▸ EXERCISE INSTRUCTIONS
Copy every line from the data below in which the string "structured" can be found.

──────── LISTED ENTRIES

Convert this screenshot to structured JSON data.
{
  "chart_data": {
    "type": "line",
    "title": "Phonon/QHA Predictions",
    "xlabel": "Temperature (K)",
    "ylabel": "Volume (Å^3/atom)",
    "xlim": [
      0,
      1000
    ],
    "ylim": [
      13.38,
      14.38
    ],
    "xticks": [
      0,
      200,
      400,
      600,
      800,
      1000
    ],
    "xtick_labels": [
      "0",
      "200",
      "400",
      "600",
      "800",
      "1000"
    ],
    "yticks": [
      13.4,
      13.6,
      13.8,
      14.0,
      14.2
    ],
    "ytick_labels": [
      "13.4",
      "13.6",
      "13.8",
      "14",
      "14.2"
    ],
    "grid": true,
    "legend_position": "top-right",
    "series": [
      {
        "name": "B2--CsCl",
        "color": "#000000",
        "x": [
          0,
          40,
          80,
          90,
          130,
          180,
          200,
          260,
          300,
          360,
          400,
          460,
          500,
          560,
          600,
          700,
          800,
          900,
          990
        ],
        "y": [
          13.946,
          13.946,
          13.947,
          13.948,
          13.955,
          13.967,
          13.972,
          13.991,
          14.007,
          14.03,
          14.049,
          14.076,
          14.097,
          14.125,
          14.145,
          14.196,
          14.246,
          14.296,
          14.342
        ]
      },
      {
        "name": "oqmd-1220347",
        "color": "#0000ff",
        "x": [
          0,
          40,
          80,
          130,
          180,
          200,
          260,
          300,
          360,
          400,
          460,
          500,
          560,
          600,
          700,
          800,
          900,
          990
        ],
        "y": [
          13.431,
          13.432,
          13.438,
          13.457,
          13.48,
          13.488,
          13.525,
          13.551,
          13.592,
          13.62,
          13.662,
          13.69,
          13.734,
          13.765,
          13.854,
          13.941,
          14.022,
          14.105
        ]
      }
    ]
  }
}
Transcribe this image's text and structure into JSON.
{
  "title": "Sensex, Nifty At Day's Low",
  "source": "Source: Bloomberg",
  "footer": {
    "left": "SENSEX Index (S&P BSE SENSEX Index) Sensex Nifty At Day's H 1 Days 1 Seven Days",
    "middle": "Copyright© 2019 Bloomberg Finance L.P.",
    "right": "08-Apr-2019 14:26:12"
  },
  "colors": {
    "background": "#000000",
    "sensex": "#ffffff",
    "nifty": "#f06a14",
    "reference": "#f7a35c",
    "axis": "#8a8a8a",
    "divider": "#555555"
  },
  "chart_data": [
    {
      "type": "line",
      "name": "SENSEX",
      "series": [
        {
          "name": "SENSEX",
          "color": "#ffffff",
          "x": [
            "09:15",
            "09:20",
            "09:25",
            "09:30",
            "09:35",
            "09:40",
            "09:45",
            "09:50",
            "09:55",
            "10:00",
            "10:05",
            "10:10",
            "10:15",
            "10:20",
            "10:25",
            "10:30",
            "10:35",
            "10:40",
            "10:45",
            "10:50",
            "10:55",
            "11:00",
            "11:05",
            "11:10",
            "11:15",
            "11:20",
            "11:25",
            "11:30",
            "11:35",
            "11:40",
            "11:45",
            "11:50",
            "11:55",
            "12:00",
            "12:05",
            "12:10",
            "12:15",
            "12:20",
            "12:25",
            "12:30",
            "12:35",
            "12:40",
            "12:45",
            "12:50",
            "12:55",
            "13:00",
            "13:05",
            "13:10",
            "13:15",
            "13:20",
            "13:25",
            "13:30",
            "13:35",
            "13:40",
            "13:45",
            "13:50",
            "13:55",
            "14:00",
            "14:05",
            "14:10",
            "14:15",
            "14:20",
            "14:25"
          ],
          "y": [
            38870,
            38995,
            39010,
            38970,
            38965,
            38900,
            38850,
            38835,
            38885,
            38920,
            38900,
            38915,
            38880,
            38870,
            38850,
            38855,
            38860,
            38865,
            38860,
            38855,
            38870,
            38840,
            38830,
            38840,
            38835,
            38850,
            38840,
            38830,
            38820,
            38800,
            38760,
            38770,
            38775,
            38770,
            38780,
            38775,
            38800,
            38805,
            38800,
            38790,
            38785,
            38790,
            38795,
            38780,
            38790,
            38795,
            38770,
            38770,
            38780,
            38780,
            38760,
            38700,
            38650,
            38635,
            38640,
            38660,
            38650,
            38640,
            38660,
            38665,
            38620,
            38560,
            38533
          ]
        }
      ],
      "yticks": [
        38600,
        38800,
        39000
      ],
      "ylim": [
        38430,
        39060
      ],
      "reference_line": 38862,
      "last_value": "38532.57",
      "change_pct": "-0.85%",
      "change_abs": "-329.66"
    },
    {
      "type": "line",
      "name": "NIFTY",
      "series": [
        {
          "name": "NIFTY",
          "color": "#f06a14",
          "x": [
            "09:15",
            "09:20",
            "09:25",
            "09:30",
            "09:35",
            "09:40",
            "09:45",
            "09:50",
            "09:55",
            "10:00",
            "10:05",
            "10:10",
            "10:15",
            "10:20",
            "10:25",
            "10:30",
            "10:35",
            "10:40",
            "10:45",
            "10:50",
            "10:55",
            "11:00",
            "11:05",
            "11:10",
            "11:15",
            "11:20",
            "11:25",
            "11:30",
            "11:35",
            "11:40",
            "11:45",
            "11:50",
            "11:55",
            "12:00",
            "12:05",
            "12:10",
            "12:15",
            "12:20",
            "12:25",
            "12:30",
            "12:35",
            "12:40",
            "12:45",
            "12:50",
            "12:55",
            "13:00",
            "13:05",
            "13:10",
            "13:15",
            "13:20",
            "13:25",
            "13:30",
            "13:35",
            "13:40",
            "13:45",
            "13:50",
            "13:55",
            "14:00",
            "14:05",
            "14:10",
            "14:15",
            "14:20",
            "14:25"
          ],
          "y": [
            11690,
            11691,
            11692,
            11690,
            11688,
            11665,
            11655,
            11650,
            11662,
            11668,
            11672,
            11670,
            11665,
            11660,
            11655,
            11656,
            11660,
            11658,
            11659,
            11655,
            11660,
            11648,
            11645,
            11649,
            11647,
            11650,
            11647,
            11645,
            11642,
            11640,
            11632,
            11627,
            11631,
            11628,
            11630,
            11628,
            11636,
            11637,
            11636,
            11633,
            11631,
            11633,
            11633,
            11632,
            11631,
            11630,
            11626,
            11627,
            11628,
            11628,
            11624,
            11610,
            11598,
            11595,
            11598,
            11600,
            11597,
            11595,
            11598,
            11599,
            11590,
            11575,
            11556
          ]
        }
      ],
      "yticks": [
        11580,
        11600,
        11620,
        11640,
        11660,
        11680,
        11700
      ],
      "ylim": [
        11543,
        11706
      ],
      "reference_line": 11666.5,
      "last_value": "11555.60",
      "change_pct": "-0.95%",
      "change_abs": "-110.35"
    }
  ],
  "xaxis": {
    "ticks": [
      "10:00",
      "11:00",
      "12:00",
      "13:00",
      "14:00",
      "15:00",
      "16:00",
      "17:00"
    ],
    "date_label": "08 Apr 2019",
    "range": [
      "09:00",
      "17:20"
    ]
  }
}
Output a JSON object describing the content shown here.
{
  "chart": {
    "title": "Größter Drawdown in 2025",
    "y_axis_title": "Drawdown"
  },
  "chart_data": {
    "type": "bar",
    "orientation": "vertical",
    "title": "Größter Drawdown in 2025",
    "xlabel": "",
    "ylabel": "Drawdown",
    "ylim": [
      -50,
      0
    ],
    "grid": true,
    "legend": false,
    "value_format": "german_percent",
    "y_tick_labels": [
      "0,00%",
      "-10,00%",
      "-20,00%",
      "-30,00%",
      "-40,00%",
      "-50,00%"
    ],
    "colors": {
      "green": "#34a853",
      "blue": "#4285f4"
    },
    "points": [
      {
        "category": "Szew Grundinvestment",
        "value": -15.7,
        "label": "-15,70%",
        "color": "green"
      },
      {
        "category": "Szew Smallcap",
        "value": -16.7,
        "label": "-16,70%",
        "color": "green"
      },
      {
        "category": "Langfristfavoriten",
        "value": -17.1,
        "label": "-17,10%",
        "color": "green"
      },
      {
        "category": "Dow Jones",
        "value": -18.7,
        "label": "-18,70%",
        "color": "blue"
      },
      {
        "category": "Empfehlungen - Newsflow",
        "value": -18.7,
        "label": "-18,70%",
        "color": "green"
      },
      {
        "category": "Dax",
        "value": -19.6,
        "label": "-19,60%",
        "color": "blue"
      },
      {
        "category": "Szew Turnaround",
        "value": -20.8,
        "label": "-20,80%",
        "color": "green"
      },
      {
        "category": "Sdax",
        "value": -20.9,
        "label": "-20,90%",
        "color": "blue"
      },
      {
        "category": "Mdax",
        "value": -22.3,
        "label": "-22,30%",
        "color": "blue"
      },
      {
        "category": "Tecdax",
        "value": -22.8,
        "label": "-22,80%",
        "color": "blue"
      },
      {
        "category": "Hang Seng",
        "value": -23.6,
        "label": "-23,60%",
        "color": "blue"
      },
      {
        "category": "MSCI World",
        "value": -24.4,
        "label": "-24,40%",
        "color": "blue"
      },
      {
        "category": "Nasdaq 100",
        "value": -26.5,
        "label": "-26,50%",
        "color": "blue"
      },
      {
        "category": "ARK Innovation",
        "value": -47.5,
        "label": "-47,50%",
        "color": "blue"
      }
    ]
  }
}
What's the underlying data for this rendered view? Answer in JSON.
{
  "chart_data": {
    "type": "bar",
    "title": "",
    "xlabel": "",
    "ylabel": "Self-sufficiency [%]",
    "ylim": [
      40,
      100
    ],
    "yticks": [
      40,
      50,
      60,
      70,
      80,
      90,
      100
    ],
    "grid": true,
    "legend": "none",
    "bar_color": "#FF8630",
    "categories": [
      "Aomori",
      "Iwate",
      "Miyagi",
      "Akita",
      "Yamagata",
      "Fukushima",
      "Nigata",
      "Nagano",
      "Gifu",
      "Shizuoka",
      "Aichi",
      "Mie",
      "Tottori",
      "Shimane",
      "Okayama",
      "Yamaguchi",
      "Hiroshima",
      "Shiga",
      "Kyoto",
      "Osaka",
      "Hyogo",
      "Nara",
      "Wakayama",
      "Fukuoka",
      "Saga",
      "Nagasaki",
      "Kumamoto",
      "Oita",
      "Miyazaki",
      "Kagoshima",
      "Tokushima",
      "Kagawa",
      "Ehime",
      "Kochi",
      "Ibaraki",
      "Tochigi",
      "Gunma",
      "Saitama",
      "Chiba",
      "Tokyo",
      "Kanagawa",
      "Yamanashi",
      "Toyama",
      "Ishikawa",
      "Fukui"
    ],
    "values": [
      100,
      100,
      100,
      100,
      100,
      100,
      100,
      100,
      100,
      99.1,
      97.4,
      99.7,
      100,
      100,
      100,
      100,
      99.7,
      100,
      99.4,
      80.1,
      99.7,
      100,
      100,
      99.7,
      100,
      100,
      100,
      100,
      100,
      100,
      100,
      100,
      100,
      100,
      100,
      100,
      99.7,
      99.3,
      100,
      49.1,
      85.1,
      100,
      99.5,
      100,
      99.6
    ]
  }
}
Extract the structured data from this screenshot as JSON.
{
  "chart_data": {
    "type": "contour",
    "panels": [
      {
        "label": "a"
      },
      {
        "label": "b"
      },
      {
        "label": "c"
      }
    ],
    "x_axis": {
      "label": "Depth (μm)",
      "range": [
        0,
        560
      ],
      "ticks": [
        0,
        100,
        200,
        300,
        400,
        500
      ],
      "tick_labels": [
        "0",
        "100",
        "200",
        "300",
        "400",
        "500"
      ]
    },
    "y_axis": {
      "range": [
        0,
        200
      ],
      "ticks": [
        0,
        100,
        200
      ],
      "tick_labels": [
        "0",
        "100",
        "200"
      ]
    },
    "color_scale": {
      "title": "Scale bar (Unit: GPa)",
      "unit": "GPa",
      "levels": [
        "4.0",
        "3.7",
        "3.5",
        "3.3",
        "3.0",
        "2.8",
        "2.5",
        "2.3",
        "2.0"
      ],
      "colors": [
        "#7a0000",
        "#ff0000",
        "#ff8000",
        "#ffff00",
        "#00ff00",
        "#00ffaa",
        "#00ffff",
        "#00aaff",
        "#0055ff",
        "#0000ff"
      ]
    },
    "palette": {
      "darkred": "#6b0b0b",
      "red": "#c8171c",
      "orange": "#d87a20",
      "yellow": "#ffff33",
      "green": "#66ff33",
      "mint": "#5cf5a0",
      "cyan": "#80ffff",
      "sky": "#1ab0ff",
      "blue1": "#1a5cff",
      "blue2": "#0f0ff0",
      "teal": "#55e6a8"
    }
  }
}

────────────────

▸ RESULT
Convert this screenshot to structured JSON data.
Extract the structured data from this screenshot as JSON.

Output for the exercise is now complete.